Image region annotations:

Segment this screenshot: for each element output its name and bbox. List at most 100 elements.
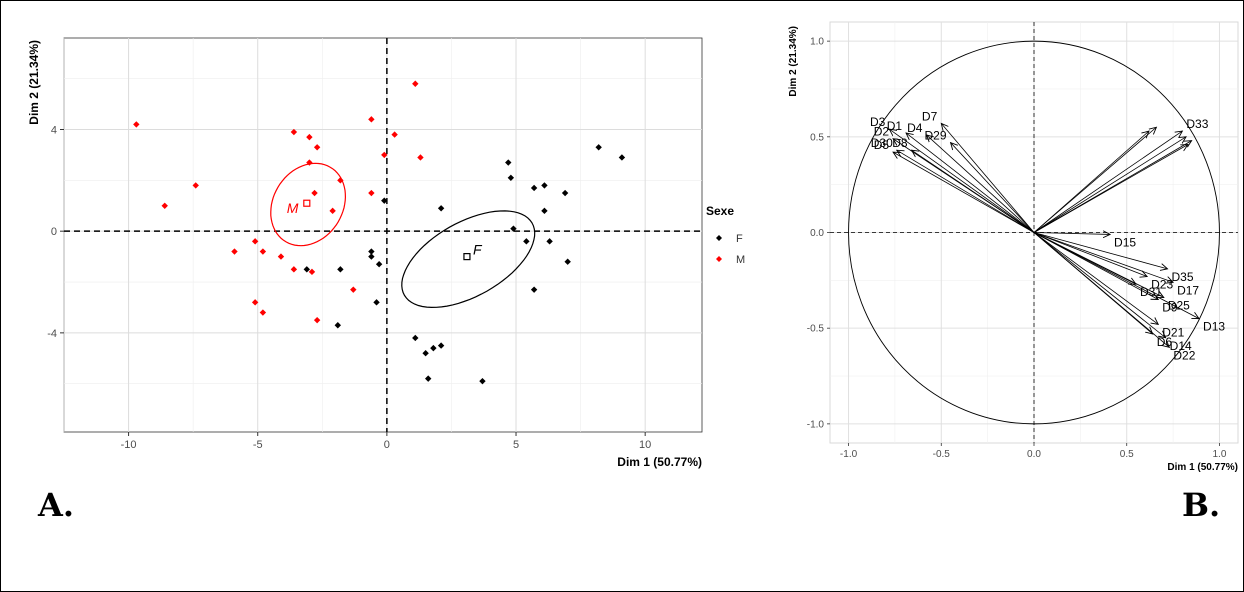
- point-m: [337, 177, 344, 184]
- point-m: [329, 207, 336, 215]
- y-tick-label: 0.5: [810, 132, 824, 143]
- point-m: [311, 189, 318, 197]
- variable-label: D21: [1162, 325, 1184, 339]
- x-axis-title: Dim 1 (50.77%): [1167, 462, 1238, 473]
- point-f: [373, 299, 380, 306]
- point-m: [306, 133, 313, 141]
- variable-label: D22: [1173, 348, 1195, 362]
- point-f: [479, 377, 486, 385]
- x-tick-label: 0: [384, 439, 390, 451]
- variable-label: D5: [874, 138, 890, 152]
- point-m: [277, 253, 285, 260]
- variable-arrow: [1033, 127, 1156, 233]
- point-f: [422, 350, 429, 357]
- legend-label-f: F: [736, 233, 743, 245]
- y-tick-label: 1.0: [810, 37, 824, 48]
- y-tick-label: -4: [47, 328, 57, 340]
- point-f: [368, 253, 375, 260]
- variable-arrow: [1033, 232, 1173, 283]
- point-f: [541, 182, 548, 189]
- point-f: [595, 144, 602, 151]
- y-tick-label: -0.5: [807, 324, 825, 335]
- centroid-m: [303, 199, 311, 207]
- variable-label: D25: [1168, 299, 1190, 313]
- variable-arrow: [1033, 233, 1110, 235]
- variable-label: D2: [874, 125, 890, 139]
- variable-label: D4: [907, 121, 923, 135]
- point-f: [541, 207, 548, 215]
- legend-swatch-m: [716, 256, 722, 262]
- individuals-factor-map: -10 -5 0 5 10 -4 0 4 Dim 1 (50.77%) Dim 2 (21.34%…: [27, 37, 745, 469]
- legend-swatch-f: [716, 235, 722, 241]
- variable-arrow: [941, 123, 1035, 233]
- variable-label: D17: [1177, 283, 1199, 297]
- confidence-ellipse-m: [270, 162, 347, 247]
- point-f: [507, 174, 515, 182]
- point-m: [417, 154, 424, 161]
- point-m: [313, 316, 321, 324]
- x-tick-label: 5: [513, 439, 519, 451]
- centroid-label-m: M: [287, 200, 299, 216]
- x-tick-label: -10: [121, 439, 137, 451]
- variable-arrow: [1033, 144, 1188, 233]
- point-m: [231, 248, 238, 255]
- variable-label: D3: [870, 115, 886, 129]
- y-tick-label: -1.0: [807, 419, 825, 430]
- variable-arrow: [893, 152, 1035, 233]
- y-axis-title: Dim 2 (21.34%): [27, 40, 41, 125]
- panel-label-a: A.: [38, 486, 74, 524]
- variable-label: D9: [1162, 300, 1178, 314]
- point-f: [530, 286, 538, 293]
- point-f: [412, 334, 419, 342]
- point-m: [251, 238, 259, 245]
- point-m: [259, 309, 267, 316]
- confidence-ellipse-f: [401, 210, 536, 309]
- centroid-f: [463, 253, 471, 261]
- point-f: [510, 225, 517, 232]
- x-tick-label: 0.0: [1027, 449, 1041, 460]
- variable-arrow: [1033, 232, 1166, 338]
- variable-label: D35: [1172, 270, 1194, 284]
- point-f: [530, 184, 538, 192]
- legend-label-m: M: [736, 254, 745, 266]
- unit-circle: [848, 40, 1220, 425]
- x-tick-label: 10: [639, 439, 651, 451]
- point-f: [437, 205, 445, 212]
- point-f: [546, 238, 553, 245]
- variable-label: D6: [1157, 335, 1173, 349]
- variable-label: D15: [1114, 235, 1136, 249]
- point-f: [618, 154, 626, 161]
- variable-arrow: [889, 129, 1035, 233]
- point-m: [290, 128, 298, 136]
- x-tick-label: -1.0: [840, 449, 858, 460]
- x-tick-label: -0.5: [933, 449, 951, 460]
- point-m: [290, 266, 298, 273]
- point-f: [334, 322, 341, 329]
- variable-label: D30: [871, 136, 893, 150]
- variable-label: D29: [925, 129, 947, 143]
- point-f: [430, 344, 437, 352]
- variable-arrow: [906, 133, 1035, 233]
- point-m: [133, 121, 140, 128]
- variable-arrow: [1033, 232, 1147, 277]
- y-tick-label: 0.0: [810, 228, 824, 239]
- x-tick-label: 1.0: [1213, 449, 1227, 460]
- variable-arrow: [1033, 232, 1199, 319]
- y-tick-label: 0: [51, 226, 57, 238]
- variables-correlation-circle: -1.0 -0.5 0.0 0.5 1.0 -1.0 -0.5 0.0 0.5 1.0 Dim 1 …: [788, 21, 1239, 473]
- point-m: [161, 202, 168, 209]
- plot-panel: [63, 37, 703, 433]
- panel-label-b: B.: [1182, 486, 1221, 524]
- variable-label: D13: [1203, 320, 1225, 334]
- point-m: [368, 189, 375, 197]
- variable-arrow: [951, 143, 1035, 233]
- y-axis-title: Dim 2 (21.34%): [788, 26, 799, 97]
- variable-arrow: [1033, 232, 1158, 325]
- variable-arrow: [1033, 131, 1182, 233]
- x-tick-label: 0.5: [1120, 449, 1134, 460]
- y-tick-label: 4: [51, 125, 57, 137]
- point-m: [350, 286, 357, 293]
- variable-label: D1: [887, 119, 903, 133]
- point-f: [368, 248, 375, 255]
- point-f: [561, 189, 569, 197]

...

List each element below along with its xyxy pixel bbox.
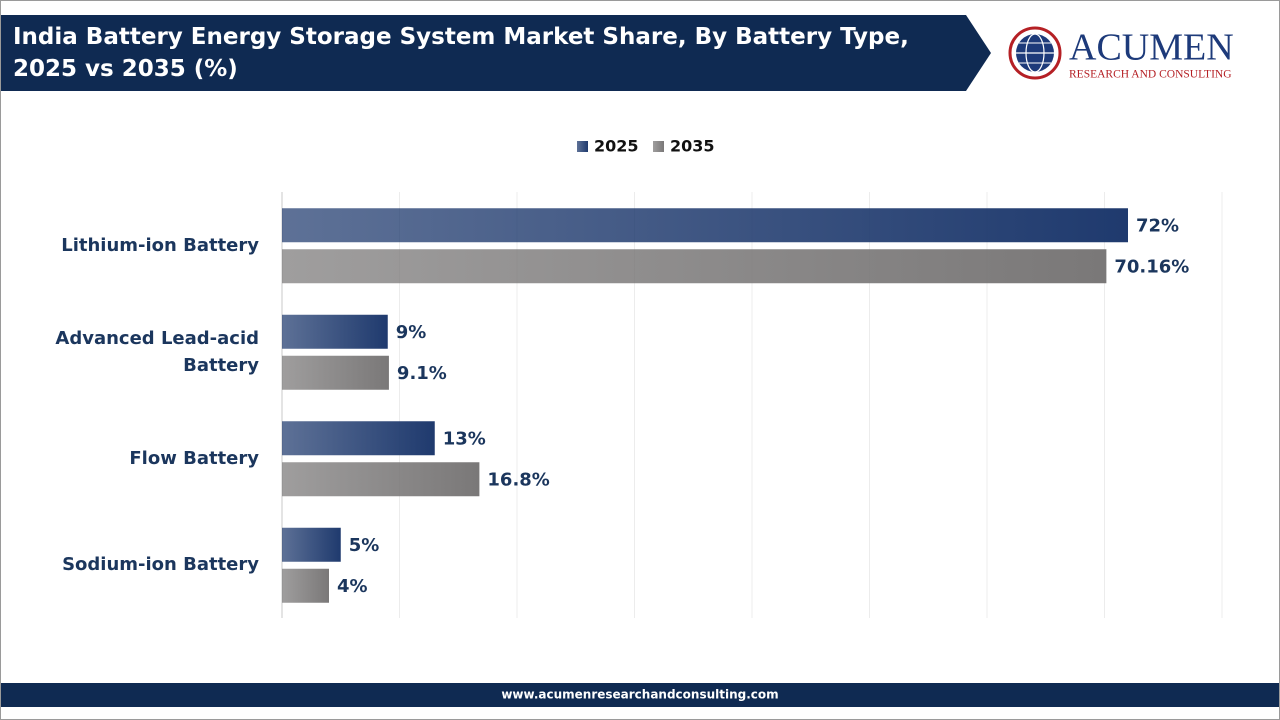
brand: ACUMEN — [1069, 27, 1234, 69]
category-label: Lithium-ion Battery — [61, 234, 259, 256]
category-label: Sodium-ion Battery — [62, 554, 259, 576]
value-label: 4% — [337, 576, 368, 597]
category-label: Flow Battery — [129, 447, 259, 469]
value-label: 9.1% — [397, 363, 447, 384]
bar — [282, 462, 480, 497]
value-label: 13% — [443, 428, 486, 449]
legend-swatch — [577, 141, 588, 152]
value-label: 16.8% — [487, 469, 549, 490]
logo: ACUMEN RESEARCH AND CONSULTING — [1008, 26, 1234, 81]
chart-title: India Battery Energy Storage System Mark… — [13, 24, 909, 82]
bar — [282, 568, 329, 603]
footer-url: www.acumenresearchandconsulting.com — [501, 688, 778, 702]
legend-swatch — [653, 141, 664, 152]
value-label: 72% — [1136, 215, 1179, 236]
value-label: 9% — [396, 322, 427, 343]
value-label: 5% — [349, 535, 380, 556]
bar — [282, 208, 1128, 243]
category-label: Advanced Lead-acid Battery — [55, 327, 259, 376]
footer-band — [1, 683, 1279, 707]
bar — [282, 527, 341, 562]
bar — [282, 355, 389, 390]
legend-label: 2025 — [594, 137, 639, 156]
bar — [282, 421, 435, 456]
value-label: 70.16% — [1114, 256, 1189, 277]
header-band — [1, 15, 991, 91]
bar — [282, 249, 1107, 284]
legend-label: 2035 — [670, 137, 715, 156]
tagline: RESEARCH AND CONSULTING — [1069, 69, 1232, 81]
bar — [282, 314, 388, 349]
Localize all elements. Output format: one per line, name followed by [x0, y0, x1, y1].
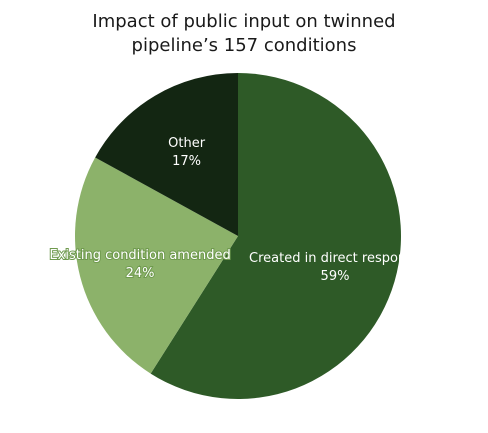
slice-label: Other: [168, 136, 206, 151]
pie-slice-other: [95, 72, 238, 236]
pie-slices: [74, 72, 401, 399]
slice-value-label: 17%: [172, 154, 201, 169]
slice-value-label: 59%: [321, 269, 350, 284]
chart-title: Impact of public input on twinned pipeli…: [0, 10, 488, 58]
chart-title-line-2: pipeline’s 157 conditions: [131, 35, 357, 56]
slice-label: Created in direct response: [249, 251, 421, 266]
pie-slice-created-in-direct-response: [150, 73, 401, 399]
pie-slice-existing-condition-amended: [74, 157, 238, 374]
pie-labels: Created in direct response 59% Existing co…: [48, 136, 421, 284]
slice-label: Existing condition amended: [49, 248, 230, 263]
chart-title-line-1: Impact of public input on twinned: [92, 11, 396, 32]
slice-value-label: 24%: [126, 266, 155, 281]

• _Exercise directions_
Swap "variable-arrow" for "loading-arrow" in the records from the line with "- point-m: [337, 177, 344, 184]" to the line with "- x-tick-label: 5: [513, 439, 519, 451]", and return only those lines, otherwise unchanged.

• _Solved exercise_
- point-m: [337, 177, 344, 184]
- point-m: [329, 207, 336, 215]
- y-tick-label: 0.5: [810, 132, 824, 143]
- point-m: [311, 189, 318, 197]
- variable-label: D21: [1162, 325, 1184, 339]
- x-axis-title: Dim 1 (50.77%): [1167, 462, 1238, 473]
- point-f: [373, 299, 380, 306]
- point-m: [306, 133, 313, 141]
- variable-label: D22: [1173, 348, 1195, 362]
- point-f: [479, 377, 486, 385]
- x-tick-label: 0: [384, 439, 390, 451]
- variable-label: D5: [874, 138, 890, 152]
- point-m: [277, 253, 285, 260]
- loading-arrow: [1033, 127, 1156, 233]
- point-f: [422, 350, 429, 357]
- legend-label-f: F: [736, 233, 743, 245]
- y-tick-label: 1.0: [810, 37, 824, 48]
- y-tick-label: -4: [47, 328, 57, 340]
- point-f: [368, 253, 375, 260]
- loading-arrow: [1033, 232, 1173, 283]
- point-f: [541, 182, 548, 189]
- point-f: [595, 144, 602, 151]
- y-tick-label: -0.5: [807, 324, 825, 335]
- centroid-m: [303, 199, 311, 207]
- variable-label: D25: [1168, 299, 1190, 313]
- loading-arrow: [1033, 233, 1110, 235]
- variable-label: D2: [874, 125, 890, 139]
- variable-label: D4: [907, 121, 923, 135]
- point-f: [541, 207, 548, 215]
- legend-swatch-m: [716, 256, 722, 262]
- individuals-factor-map: -10 -5 0 5 10 -4 0 4 Dim 1 (50.77%) Dim 2 (21.34%…: [27, 37, 745, 469]
- legend-swatch-f: [716, 235, 722, 241]
- loading-arrow: [941, 123, 1035, 233]
- variable-label: D17: [1177, 283, 1199, 297]
- confidence-ellipse-m: [270, 162, 347, 247]
- point-f: [507, 174, 515, 182]
- point-m: [417, 154, 424, 161]
- point-m: [313, 316, 321, 324]
- x-tick-label: 5: [513, 439, 519, 451]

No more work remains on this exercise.